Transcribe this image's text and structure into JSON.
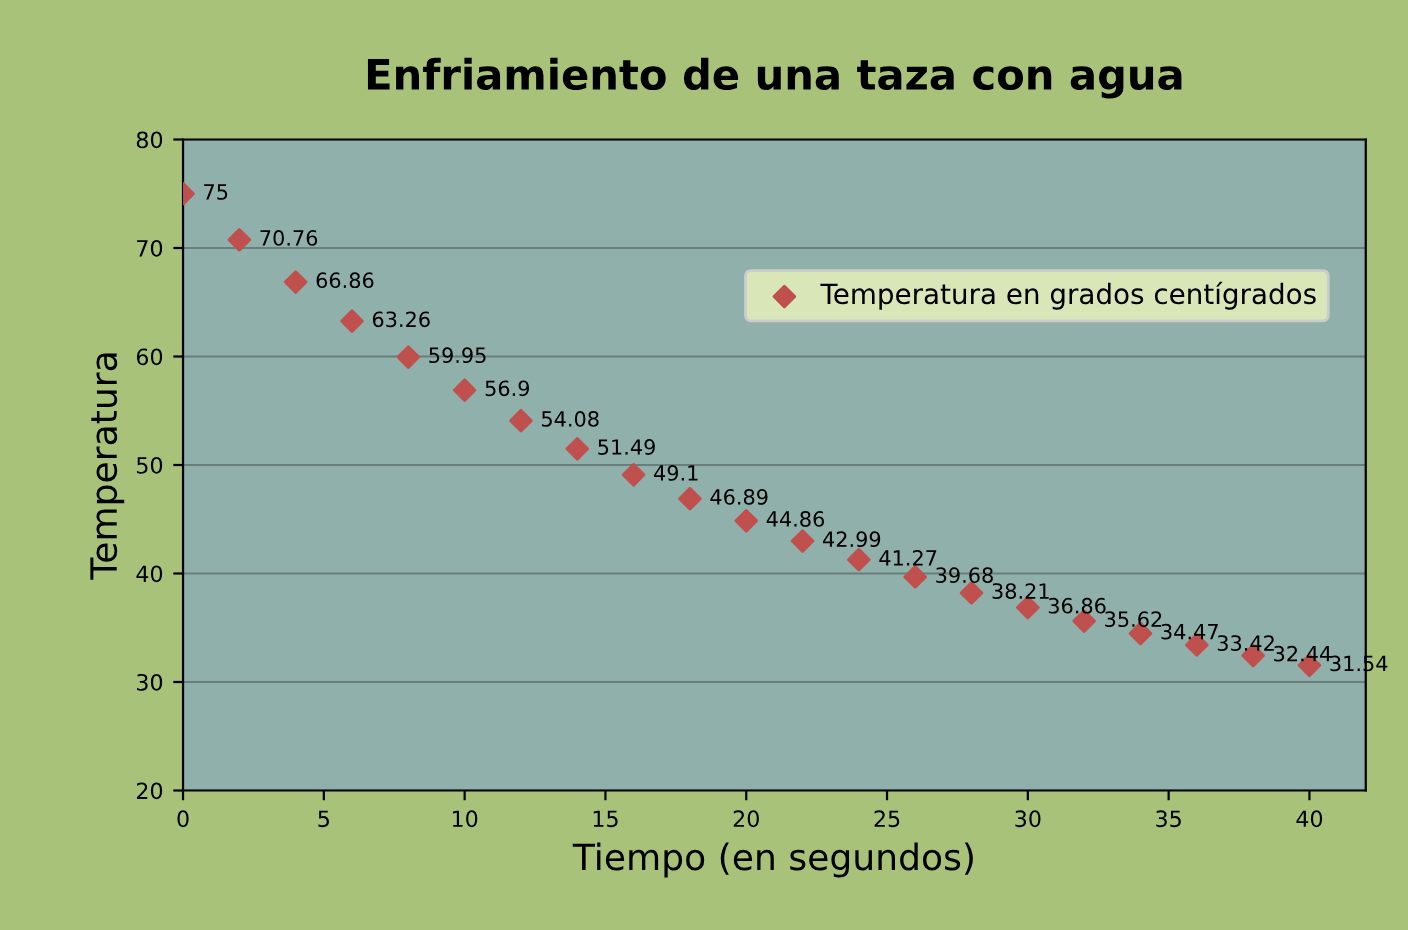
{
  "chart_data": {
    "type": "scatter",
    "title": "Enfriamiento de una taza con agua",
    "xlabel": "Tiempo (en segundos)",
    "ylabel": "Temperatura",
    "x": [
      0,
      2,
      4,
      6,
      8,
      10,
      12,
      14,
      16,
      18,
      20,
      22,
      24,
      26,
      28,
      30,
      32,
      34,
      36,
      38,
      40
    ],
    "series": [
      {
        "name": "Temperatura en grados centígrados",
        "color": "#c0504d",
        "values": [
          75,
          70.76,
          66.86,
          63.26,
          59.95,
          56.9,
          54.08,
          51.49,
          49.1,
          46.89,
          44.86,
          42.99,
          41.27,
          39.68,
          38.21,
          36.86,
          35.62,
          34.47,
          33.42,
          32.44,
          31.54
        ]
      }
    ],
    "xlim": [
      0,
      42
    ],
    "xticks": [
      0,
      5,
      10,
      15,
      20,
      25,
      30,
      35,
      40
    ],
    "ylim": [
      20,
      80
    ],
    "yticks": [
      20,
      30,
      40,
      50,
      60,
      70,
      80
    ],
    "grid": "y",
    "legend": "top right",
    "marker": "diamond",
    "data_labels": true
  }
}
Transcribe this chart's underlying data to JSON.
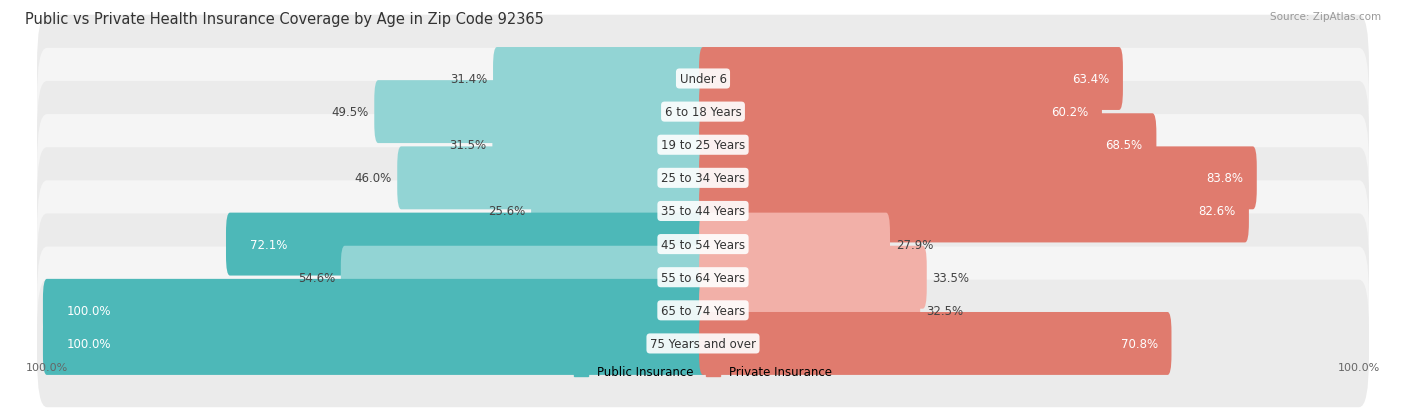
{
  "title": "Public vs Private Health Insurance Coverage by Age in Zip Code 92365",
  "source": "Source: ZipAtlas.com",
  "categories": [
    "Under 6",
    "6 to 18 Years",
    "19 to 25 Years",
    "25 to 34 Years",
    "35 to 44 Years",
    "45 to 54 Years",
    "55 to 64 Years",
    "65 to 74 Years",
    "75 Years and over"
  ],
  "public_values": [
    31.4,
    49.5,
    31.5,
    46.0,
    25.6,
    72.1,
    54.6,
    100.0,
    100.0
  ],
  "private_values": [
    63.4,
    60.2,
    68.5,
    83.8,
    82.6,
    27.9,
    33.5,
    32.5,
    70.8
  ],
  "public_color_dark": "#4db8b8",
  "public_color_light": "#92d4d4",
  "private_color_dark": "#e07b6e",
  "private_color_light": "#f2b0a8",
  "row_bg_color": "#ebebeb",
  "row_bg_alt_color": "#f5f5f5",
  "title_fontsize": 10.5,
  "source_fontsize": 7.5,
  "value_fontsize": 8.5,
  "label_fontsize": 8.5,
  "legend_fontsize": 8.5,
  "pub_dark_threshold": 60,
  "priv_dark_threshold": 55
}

:: Problem to work on ::
Output all of the data exactly as it stands, minus any images.

:: Exercise output ::
Transcribe this image's text and structure into JSON.
{
  "chart_data": {
    "type": "scatter",
    "title": "Enfriamiento de una taza con agua",
    "xlabel": "Tiempo (en segundos)",
    "ylabel": "Temperatura",
    "x": [
      0,
      2,
      4,
      6,
      8,
      10,
      12,
      14,
      16,
      18,
      20,
      22,
      24,
      26,
      28,
      30,
      32,
      34,
      36,
      38,
      40
    ],
    "series": [
      {
        "name": "Temperatura en grados centígrados",
        "color": "#c0504d",
        "values": [
          75,
          70.76,
          66.86,
          63.26,
          59.95,
          56.9,
          54.08,
          51.49,
          49.1,
          46.89,
          44.86,
          42.99,
          41.27,
          39.68,
          38.21,
          36.86,
          35.62,
          34.47,
          33.42,
          32.44,
          31.54
        ]
      }
    ],
    "xlim": [
      0,
      42
    ],
    "xticks": [
      0,
      5,
      10,
      15,
      20,
      25,
      30,
      35,
      40
    ],
    "ylim": [
      20,
      80
    ],
    "yticks": [
      20,
      30,
      40,
      50,
      60,
      70,
      80
    ],
    "grid": "y",
    "legend": "top right",
    "marker": "diamond",
    "data_labels": true
  }
}
Transcribe this chart's underlying data to JSON.
{
  "title": "Public vs Private Health Insurance Coverage by Age in Zip Code 92365",
  "source": "Source: ZipAtlas.com",
  "categories": [
    "Under 6",
    "6 to 18 Years",
    "19 to 25 Years",
    "25 to 34 Years",
    "35 to 44 Years",
    "45 to 54 Years",
    "55 to 64 Years",
    "65 to 74 Years",
    "75 Years and over"
  ],
  "public_values": [
    31.4,
    49.5,
    31.5,
    46.0,
    25.6,
    72.1,
    54.6,
    100.0,
    100.0
  ],
  "private_values": [
    63.4,
    60.2,
    68.5,
    83.8,
    82.6,
    27.9,
    33.5,
    32.5,
    70.8
  ],
  "public_color_dark": "#4db8b8",
  "public_color_light": "#92d4d4",
  "private_color_dark": "#e07b6e",
  "private_color_light": "#f2b0a8",
  "row_bg_color": "#ebebeb",
  "row_bg_alt_color": "#f5f5f5",
  "title_fontsize": 10.5,
  "source_fontsize": 7.5,
  "value_fontsize": 8.5,
  "label_fontsize": 8.5,
  "legend_fontsize": 8.5,
  "pub_dark_threshold": 60,
  "priv_dark_threshold": 55
}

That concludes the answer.